- INSTRUCTIONS TO FOLLOW: Copy out all the records, word for word.
** Begin DATASET EXCERPTS **
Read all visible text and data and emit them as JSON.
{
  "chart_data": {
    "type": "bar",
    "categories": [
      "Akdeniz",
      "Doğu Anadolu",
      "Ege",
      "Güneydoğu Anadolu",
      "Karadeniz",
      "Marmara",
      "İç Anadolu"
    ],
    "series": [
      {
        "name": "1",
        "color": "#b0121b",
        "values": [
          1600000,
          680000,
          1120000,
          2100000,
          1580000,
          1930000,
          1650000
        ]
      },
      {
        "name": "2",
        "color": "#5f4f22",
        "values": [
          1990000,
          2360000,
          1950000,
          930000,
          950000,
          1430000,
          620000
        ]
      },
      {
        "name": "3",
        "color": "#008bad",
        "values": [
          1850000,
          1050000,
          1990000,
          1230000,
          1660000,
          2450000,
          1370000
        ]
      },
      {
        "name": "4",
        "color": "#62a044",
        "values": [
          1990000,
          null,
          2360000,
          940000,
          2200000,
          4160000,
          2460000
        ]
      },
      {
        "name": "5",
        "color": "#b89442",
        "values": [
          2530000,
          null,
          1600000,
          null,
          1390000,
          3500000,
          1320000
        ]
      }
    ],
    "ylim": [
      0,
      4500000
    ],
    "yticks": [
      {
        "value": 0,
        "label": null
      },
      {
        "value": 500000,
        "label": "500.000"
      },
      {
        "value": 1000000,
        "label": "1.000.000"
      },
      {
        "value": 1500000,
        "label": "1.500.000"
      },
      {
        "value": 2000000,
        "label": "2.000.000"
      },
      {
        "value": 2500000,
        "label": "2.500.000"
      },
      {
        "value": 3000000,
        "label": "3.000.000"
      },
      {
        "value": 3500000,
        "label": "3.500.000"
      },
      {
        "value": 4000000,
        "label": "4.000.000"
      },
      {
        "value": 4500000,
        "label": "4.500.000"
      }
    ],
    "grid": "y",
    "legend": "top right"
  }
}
** End DATASET EXCERPTS **
- OUTPUT BELOW:
Read all visible text and data and emit them as JSON.
{
  "chart_data": {
    "type": "bar",
    "categories": [
      "Akdeniz",
      "Doğu Anadolu",
      "Ege",
      "Güneydoğu Anadolu",
      "Karadeniz",
      "Marmara",
      "İç Anadolu"
    ],
    "series": [
      {
        "name": "1",
        "color": "#b0121b",
        "values": [
          1600000,
          680000,
          1120000,
          2100000,
          1580000,
          1930000,
          1650000
        ]
      },
      {
        "name": "2",
        "color": "#5f4f22",
        "values": [
          1990000,
          2360000,
          1950000,
          930000,
          950000,
          1430000,
          620000
        ]
      },
      {
        "name": "3",
        "color": "#008bad",
        "values": [
          1850000,
          1050000,
          1990000,
          1230000,
          1660000,
          2450000,
          1370000
        ]
      },
      {
        "name": "4",
        "color": "#62a044",
        "values": [
          1990000,
          null,
          2360000,
          940000,
          2200000,
          4160000,
          2460000
        ]
      },
      {
        "name": "5",
        "color": "#b89442",
        "values": [
          2530000,
          null,
          1600000,
          null,
          1390000,
          3500000,
          1320000
        ]
      }
    ],
    "ylim": [
      0,
      4500000
    ],
    "yticks": [
      {
        "value": 0,
        "label": null
      },
      {
        "value": 500000,
        "label": "500.000"
      },
      {
        "value": 1000000,
        "label": "1.000.000"
      },
      {
        "value": 1500000,
        "label": "1.500.000"
      },
      {
        "value": 2000000,
        "label": "2.000.000"
      },
      {
        "value": 2500000,
        "label": "2.500.000"
      },
      {
        "value": 3000000,
        "label": "3.000.000"
      },
      {
        "value": 3500000,
        "label": "3.500.000"
      },
      {
        "value": 4000000,
        "label": "4.000.000"
      },
      {
        "value": 4500000,
        "label": "4.500.000"
      }
    ],
    "grid": "y",
    "legend": "top right"
  }
}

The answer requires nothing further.